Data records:
═══

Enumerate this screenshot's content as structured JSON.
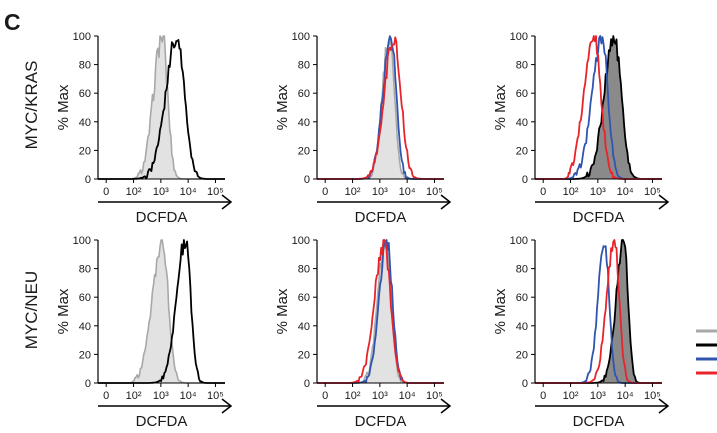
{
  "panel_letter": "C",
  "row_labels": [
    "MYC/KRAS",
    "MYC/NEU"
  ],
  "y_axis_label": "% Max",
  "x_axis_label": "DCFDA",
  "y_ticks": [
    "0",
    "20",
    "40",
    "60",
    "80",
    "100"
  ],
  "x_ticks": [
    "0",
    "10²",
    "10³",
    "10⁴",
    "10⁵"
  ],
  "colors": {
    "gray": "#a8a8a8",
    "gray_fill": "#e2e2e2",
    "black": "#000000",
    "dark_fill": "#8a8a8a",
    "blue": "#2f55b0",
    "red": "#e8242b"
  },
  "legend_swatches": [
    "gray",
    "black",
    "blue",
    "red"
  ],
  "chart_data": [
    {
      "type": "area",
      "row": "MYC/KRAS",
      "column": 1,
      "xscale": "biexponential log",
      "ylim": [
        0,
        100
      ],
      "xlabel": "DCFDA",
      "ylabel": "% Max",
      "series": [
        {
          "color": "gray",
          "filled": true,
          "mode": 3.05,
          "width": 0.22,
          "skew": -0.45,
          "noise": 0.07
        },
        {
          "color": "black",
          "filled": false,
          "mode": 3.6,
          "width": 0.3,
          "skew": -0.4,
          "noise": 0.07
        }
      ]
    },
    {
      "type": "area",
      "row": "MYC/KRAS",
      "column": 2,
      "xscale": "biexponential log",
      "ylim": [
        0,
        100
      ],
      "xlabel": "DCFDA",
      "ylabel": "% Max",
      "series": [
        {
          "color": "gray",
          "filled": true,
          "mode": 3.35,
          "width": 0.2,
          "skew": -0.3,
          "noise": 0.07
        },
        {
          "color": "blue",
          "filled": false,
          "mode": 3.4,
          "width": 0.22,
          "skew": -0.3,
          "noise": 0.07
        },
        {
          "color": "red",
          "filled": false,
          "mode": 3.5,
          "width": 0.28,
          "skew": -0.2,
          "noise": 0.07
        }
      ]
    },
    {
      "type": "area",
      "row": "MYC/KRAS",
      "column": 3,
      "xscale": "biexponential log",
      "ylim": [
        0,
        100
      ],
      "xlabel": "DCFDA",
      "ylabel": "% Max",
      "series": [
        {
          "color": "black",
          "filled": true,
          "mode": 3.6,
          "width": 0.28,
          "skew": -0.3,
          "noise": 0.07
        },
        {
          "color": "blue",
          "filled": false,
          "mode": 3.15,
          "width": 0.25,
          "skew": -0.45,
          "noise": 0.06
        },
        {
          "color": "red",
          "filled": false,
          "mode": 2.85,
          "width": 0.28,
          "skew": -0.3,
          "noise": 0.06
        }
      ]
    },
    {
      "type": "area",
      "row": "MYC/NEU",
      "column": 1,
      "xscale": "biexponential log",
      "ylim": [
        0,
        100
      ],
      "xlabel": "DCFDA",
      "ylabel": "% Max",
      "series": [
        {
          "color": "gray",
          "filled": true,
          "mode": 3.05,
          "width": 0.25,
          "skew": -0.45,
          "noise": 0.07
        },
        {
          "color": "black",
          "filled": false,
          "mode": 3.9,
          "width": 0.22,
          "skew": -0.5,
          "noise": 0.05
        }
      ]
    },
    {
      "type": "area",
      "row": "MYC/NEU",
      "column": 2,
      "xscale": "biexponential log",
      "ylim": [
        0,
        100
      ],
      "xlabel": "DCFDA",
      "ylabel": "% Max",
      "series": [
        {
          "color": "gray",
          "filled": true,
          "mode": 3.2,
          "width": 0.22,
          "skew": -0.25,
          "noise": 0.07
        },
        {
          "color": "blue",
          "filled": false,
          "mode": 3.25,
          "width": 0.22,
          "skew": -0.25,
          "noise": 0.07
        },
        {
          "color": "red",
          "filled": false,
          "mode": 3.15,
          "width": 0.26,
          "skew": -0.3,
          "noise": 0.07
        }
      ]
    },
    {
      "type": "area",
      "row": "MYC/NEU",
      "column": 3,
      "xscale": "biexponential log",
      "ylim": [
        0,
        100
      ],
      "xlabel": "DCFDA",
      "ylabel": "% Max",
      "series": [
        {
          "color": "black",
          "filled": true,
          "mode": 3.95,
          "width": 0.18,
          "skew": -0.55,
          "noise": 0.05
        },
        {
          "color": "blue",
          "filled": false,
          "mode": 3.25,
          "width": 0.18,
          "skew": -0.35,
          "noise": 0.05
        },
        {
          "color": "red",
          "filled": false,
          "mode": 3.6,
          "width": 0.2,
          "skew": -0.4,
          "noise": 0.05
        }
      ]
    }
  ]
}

═══

** Your objective **
Copy the entries above faithfully and omit every image.

** Output **
Enumerate this screenshot's content as structured JSON.
{
  "panel_letter": "C",
  "row_labels": [
    "MYC/KRAS",
    "MYC/NEU"
  ],
  "y_axis_label": "% Max",
  "x_axis_label": "DCFDA",
  "y_ticks": [
    "0",
    "20",
    "40",
    "60",
    "80",
    "100"
  ],
  "x_ticks": [
    "0",
    "10²",
    "10³",
    "10⁴",
    "10⁵"
  ],
  "colors": {
    "gray": "#a8a8a8",
    "gray_fill": "#e2e2e2",
    "black": "#000000",
    "dark_fill": "#8a8a8a",
    "blue": "#2f55b0",
    "red": "#e8242b"
  },
  "legend_swatches": [
    "gray",
    "black",
    "blue",
    "red"
  ],
  "chart_data": [
    {
      "type": "area",
      "row": "MYC/KRAS",
      "column": 1,
      "xscale": "biexponential log",
      "ylim": [
        0,
        100
      ],
      "xlabel": "DCFDA",
      "ylabel": "% Max",
      "series": [
        {
          "color": "gray",
          "filled": true,
          "mode": 3.05,
          "width": 0.22,
          "skew": -0.45,
          "noise": 0.07
        },
        {
          "color": "black",
          "filled": false,
          "mode": 3.6,
          "width": 0.3,
          "skew": -0.4,
          "noise": 0.07
        }
      ]
    },
    {
      "type": "area",
      "row": "MYC/KRAS",
      "column": 2,
      "xscale": "biexponential log",
      "ylim": [
        0,
        100
      ],
      "xlabel": "DCFDA",
      "ylabel": "% Max",
      "series": [
        {
          "color": "gray",
          "filled": true,
          "mode": 3.35,
          "width": 0.2,
          "skew": -0.3,
          "noise": 0.07
        },
        {
          "color": "blue",
          "filled": false,
          "mode": 3.4,
          "width": 0.22,
          "skew": -0.3,
          "noise": 0.07
        },
        {
          "color": "red",
          "filled": false,
          "mode": 3.5,
          "width": 0.28,
          "skew": -0.2,
          "noise": 0.07
        }
      ]
    },
    {
      "type": "area",
      "row": "MYC/KRAS",
      "column": 3,
      "xscale": "biexponential log",
      "ylim": [
        0,
        100
      ],
      "xlabel": "DCFDA",
      "ylabel": "% Max",
      "series": [
        {
          "color": "black",
          "filled": true,
          "mode": 3.6,
          "width": 0.28,
          "skew": -0.3,
          "noise": 0.07
        },
        {
          "color": "blue",
          "filled": false,
          "mode": 3.15,
          "width": 0.25,
          "skew": -0.45,
          "noise": 0.06
        },
        {
          "color": "red",
          "filled": false,
          "mode": 2.85,
          "width": 0.28,
          "skew": -0.3,
          "noise": 0.06
        }
      ]
    },
    {
      "type": "area",
      "row": "MYC/NEU",
      "column": 1,
      "xscale": "biexponential log",
      "ylim": [
        0,
        100
      ],
      "xlabel": "DCFDA",
      "ylabel": "% Max",
      "series": [
        {
          "color": "gray",
          "filled": true,
          "mode": 3.05,
          "width": 0.25,
          "skew": -0.45,
          "noise": 0.07
        },
        {
          "color": "black",
          "filled": false,
          "mode": 3.9,
          "width": 0.22,
          "skew": -0.5,
          "noise": 0.05
        }
      ]
    },
    {
      "type": "area",
      "row": "MYC/NEU",
      "column": 2,
      "xscale": "biexponential log",
      "ylim": [
        0,
        100
      ],
      "xlabel": "DCFDA",
      "ylabel": "% Max",
      "series": [
        {
          "color": "gray",
          "filled": true,
          "mode": 3.2,
          "width": 0.22,
          "skew": -0.25,
          "noise": 0.07
        },
        {
          "color": "blue",
          "filled": false,
          "mode": 3.25,
          "width": 0.22,
          "skew": -0.25,
          "noise": 0.07
        },
        {
          "color": "red",
          "filled": false,
          "mode": 3.15,
          "width": 0.26,
          "skew": -0.3,
          "noise": 0.07
        }
      ]
    },
    {
      "type": "area",
      "row": "MYC/NEU",
      "column": 3,
      "xscale": "biexponential log",
      "ylim": [
        0,
        100
      ],
      "xlabel": "DCFDA",
      "ylabel": "% Max",
      "series": [
        {
          "color": "black",
          "filled": true,
          "mode": 3.95,
          "width": 0.18,
          "skew": -0.55,
          "noise": 0.05
        },
        {
          "color": "blue",
          "filled": false,
          "mode": 3.25,
          "width": 0.18,
          "skew": -0.35,
          "noise": 0.05
        },
        {
          "color": "red",
          "filled": false,
          "mode": 3.6,
          "width": 0.2,
          "skew": -0.4,
          "noise": 0.05
        }
      ]
    }
  ]
}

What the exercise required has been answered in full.